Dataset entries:
####

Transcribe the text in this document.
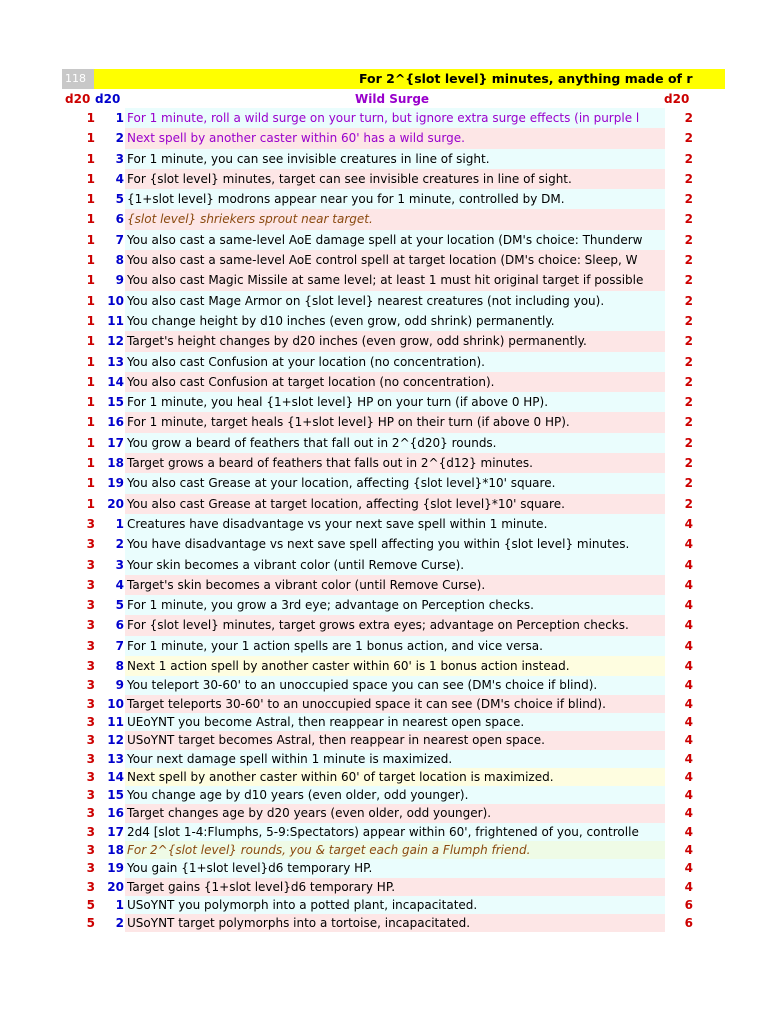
118	For 2^{slot level} minutes, anything made of r
d20 d20	Wild Surge	d20
1	1 For 1 minute, roll a wild surge on your turn, but ignore extra surge effects (in purple l	2
1	2 Next spell by another caster within 60' has a wild surge.	2
1	3 For 1 minute, you can see invisible creatures in line of sight.	2
1	4 For {slot level} minutes, target can see invisible creatures in line of sight.	2
1	5 {1+slot level} modrons appear near you for 1 minute, controlled by DM.	2
1	6 {slot level} shriekers sprout near target.	2
1	7 You also cast a same-level AoE damage spell at your location (DM's choice: Thunderw	2
1	8 You also cast a same-level AoE control spell at target location (DM's choice: Sleep, W	2
1	9 You also cast Magic Missile at same level; at least 1 must hit original target if possible	2
1	10 You also cast Mage Armor on {slot level} nearest creatures (not including you).	2
1	11 You change height by d10 inches (even grow, odd shrink) permanently.	2
1	12 Target's height changes by d20 inches (even grow, odd shrink) permanently.	2
1	13 You also cast Confusion at your location (no concentration).	2
1	14 You also cast Confusion at target location (no concentration).	2
1	15 For 1 minute, you heal {1+slot level} HP on your turn (if above 0 HP).	2
1	16 For 1 minute, target heals {1+slot level} HP on their turn (if above 0 HP).	2
1	17 You grow a beard of feathers that fall out in 2^{d20} rounds.	2
1	18 Target grows a beard of feathers that falls out in 2^{d12} minutes.	2
1	19 You also cast Grease at your location, affecting {slot level}*10' square.	2
1	20 You also cast Grease at target location, affecting {slot level}*10' square.	2
3	1 Creatures have disadvantage vs your next save spell within 1 minute.	4
3	2 You have disadvantage vs next save spell affecting you within {slot level} minutes.	4
3	3 Your skin becomes a vibrant color (until Remove Curse).	4
3	4 Target's skin becomes a vibrant color (until Remove Curse).	4
3	5 For 1 minute, you grow a 3rd eye; advantage on Perception checks.	4
3	6 For {slot level} minutes, target grows extra eyes; advantage on Perception checks.	4
3	7 For 1 minute, your 1 action spells are 1 bonus action, and vice versa.	4
3	8 Next 1 action spell by another caster within 60' is 1 bonus action instead.	4
3	9 You teleport 30-60' to an unoccupied space you can see (DM's choice if blind).	4
3	10 Target teleports 30-60' to an unoccupied space it can see (DM's choice if blind).	4
3	11 UEoYNT you become Astral, then reappear in nearest open space.	4
3	12 USoYNT target becomes Astral, then reappear in nearest open space.	4
3	13 Your next damage spell within 1 minute is maximized.	4
3	14 Next spell by another caster within 60' of target location is maximized.	4
3	15 You change age by d10 years (even older, odd younger).	4
3	16 Target changes age by d20 years (even older, odd younger).	4
3	17 2d4 [slot 1-4:Flumphs, 5-9:Spectators) appear within 60', frightened of you, controlle	4
3	18 For 2^{slot level} rounds, you & target each gain a Flumph friend.	4
3	19 You gain {1+slot level}d6 temporary HP.	4
3	20 Target gains {1+slot level}d6 temporary HP.	4
5	1 USoYNT you polymorph into a potted plant, incapacitated.	6
5	2 USoYNT target polymorphs into a tortoise, incapacitated.	6
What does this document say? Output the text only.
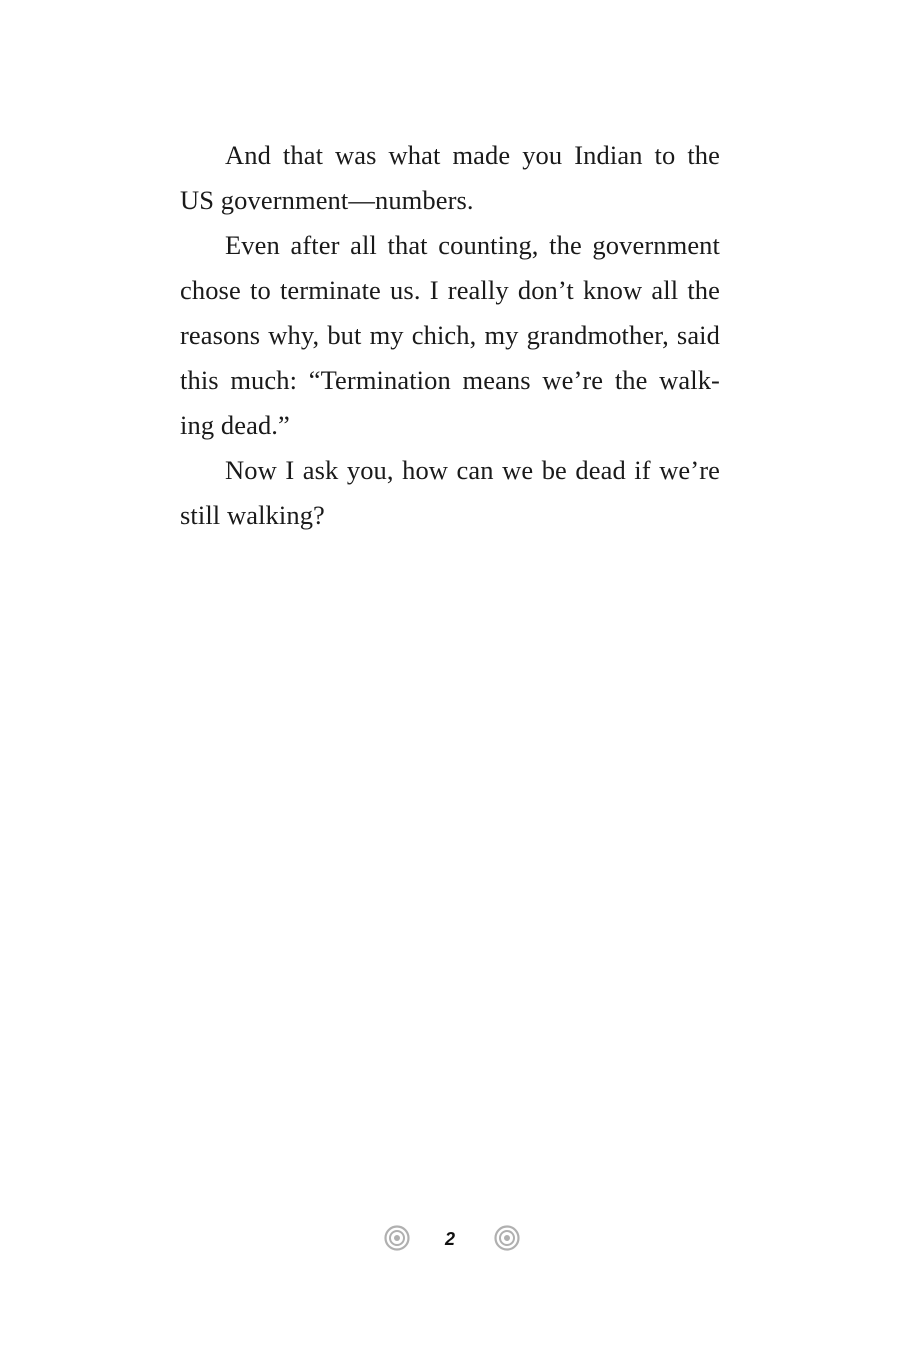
And that was what made you Indian to the
US government—numbers.

Even after all that counting, the government
chose to terminate us. I really don’t know all the
reasons why, but my chich, my grandmother, said
this much: “Termination means we’re the walk-
ing dead.”

Now I ask you, how can we be dead if we’re
still walking?

2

####

> [Objective]
Take the lines from the one that contains "What does this" down to the last line of the listing above, both included, and set them down exactly, leaving out pictures.

> [Correct response]
What does this document say? Output the text only.
And that was what made you Indian to the
US government—numbers.

Even after all that counting, the government
chose to terminate us. I really don’t know all the
reasons why, but my chich, my grandmother, said
this much: “Termination means we’re the walk-
ing dead.”

Now I ask you, how can we be dead if we’re
still walking?

2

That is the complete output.